#### EXCERPT TO READ:
★ ★ ★ ★ ★ ★ ★

Click any standard to see what it means, how to teach it, where students get stuck, and aligned resources.

TEKS 4.6C • Matter & Properties

Conservation of Matter in Mixtures

The Standard

"Demonstrate that matter is conserved when mixtures such as soil and water or oil and water are formed."

💡 What This Standard Actually Means

The Key Verb

"Demonstrate". Fourth graders aren't just being told that matter is conserved. They're proving it with a balance and their own data. The standard names two specific examples: soil and water and oil and water. Both are mixtures where the parts don't dissolve, which makes the demonstration easier because you can still see all of the original matter at the end. Mass the two ingredients separately. Add them together to make the mixture. Mass the mixture. The number on the balance is the same. That's conservation of matter.

Conservation of matter sounds like a big idea, and it is, but at the 4th-grade level the lesson is dead simple. If you start with 50 grams of stuff and you mix it together, you should still have 50 grams of stuff. Matter doesn't sneak away. It doesn't get created out of nowhere. The mass at the end of mixing is the same as the mass at the beginning.

★ ★ ★ ★ ★ ★ ★

#### MATERIAL:

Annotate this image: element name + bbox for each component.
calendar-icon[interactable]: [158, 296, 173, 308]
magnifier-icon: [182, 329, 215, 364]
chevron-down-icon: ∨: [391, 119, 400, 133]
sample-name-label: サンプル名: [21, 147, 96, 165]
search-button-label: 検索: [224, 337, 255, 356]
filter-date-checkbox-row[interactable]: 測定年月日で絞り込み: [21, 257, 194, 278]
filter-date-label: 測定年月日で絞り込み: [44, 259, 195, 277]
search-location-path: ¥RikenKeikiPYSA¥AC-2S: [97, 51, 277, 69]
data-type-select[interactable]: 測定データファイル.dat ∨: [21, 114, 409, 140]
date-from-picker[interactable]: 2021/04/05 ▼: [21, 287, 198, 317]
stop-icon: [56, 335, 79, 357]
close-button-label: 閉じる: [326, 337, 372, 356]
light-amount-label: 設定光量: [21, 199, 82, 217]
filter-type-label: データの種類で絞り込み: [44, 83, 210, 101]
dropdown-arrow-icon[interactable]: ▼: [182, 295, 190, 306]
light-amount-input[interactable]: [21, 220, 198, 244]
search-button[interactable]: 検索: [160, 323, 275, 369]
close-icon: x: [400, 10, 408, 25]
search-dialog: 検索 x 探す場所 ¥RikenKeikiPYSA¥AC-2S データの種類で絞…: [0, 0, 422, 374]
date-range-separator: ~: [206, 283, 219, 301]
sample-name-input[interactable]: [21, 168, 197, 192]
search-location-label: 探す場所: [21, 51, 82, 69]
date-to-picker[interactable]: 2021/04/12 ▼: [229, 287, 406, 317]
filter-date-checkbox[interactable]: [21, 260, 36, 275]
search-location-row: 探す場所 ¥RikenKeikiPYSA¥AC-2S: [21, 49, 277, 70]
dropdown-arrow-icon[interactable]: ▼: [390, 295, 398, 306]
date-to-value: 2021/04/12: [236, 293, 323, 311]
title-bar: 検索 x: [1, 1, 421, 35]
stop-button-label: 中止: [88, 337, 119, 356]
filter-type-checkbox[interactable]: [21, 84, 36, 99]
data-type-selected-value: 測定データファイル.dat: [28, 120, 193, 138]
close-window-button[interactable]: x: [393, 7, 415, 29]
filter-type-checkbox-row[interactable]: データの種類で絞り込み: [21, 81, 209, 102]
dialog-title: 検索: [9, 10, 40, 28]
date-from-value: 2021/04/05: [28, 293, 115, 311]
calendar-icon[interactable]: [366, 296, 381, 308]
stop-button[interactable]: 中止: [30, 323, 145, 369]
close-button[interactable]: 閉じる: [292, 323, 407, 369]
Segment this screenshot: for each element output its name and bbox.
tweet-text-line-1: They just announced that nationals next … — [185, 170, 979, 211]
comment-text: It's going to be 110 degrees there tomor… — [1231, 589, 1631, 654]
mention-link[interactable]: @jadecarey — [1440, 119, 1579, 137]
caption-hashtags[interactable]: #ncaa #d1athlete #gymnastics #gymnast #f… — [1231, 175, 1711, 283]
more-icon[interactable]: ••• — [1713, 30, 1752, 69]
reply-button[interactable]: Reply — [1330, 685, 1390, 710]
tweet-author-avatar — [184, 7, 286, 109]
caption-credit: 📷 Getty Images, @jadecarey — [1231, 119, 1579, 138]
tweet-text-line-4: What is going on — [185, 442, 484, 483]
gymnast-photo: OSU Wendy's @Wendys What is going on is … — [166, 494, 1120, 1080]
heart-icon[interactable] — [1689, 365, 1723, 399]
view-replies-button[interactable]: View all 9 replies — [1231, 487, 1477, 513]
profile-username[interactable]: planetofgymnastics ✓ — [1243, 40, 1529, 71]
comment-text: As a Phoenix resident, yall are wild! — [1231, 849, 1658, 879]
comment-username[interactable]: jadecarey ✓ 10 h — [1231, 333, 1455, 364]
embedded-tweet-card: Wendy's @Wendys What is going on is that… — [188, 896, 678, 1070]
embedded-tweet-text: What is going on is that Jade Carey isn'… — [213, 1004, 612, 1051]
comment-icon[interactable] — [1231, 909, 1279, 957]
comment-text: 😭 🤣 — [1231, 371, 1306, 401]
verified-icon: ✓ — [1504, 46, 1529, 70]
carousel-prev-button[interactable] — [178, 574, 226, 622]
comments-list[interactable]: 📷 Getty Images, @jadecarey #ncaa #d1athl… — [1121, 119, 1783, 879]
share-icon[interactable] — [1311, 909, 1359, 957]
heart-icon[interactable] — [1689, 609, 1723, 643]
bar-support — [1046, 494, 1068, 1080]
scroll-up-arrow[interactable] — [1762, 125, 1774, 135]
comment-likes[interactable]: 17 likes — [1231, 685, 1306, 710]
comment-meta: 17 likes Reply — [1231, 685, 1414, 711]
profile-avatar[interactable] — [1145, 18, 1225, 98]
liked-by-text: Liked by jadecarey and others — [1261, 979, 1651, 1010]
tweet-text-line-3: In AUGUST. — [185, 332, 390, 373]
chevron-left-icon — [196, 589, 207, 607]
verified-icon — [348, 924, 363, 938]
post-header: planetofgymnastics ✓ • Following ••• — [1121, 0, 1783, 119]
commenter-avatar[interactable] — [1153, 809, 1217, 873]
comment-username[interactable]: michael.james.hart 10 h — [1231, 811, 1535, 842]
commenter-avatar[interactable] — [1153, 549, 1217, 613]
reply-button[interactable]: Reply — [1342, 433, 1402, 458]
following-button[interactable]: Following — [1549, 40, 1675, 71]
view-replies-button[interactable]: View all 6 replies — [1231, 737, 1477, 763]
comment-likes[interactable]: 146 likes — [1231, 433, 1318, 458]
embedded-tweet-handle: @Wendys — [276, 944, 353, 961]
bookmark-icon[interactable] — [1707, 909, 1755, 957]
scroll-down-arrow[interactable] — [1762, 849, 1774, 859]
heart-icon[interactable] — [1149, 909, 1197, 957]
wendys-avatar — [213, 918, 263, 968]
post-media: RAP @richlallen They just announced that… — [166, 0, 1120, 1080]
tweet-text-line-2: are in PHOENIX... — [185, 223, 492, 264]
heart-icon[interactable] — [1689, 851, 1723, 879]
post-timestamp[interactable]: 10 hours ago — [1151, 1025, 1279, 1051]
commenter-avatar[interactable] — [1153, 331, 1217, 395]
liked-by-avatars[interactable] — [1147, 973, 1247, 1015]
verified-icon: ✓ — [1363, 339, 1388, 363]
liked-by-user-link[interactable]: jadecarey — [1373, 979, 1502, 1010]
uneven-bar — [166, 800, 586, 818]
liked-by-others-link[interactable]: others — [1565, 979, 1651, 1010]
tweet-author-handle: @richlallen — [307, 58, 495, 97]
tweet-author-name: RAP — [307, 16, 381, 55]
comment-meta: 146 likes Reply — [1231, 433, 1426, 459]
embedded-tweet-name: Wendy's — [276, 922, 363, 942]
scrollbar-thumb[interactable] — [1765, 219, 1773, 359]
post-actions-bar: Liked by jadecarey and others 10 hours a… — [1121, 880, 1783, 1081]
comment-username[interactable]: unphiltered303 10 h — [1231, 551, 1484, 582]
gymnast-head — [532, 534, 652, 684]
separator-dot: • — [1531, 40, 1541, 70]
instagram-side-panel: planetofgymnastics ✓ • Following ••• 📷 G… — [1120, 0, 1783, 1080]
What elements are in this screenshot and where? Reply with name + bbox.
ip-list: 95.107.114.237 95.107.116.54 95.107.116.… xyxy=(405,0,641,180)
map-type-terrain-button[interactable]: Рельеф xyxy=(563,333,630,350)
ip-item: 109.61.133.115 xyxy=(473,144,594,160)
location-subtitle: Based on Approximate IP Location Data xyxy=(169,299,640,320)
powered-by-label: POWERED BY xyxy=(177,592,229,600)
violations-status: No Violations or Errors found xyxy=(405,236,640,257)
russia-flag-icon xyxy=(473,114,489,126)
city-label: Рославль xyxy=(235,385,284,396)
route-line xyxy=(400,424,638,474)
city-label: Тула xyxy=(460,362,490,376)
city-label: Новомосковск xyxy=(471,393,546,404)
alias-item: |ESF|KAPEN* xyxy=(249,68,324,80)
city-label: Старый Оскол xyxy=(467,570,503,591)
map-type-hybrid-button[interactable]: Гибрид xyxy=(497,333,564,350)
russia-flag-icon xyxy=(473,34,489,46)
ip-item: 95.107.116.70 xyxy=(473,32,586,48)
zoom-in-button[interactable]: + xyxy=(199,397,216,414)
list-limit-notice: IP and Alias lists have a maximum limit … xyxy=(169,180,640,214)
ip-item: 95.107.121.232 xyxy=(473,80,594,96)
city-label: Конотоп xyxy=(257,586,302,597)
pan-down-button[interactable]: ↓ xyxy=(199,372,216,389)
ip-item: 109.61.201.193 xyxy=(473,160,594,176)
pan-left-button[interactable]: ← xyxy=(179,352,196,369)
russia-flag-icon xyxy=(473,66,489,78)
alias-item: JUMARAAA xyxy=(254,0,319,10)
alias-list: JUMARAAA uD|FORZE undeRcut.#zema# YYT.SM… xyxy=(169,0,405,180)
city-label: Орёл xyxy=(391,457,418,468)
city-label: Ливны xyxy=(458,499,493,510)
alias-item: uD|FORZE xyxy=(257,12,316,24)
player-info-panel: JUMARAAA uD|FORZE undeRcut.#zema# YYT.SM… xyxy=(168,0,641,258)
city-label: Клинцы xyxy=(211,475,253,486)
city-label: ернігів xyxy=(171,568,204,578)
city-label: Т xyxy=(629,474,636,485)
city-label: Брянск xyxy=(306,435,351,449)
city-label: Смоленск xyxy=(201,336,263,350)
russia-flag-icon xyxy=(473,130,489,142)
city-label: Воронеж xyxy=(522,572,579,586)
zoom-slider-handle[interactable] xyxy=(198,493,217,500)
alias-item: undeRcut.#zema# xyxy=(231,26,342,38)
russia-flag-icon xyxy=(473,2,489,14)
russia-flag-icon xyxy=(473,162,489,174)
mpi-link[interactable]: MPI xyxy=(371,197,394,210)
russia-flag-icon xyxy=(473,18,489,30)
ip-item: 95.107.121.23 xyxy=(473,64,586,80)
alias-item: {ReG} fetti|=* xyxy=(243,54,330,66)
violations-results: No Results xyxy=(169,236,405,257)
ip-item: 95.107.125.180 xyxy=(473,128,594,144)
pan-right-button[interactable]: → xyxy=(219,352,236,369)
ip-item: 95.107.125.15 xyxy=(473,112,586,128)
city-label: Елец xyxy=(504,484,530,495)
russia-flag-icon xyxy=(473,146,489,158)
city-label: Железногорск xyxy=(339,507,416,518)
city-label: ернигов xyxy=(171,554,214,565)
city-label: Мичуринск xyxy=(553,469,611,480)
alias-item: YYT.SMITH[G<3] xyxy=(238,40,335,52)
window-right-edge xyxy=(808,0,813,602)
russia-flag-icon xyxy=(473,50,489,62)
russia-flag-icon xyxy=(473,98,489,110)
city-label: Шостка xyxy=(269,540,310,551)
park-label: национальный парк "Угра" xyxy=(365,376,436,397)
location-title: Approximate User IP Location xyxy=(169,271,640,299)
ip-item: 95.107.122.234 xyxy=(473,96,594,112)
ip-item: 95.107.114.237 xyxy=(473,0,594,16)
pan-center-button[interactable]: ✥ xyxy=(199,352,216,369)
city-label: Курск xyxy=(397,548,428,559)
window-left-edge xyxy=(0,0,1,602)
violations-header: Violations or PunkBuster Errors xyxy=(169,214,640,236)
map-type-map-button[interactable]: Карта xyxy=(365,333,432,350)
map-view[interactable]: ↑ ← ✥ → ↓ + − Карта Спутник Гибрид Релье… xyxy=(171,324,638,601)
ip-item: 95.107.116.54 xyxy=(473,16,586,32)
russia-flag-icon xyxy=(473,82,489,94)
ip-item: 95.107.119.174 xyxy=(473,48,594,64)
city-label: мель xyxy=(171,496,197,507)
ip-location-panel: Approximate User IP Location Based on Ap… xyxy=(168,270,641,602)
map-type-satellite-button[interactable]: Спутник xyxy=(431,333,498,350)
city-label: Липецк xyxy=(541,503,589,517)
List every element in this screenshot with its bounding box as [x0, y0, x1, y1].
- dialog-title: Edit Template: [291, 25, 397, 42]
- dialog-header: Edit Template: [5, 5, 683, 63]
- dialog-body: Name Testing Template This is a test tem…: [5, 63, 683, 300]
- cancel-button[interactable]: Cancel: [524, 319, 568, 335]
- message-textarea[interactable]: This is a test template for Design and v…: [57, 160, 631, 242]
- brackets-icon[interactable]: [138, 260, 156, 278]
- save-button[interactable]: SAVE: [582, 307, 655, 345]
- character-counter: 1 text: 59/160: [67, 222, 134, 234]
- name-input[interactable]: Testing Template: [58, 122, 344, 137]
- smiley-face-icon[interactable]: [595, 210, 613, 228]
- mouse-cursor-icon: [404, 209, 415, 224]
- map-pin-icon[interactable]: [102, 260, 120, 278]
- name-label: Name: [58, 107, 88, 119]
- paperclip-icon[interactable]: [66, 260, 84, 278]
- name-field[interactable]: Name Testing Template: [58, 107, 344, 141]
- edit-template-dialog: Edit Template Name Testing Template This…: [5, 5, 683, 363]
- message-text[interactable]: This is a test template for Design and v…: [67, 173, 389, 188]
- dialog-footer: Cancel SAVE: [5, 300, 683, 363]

★ ★ ★ ★ ★ ★ ★

#### YOUR OBJECTIVE:
Answer these questions from the excerpt on conservation of matter:
(a) What standard code is listed?
(b) Which two mixtures does the standard name?
(c) If you start with 50 grams and mix it together, how many grams should you still have?
The material has no connection to the excerpt on conservation of matter.

#### EXERCISE OUTPUT:
(a) TEKS 4.6C
(b) Soil and water, and oil and water
(c) 50 grams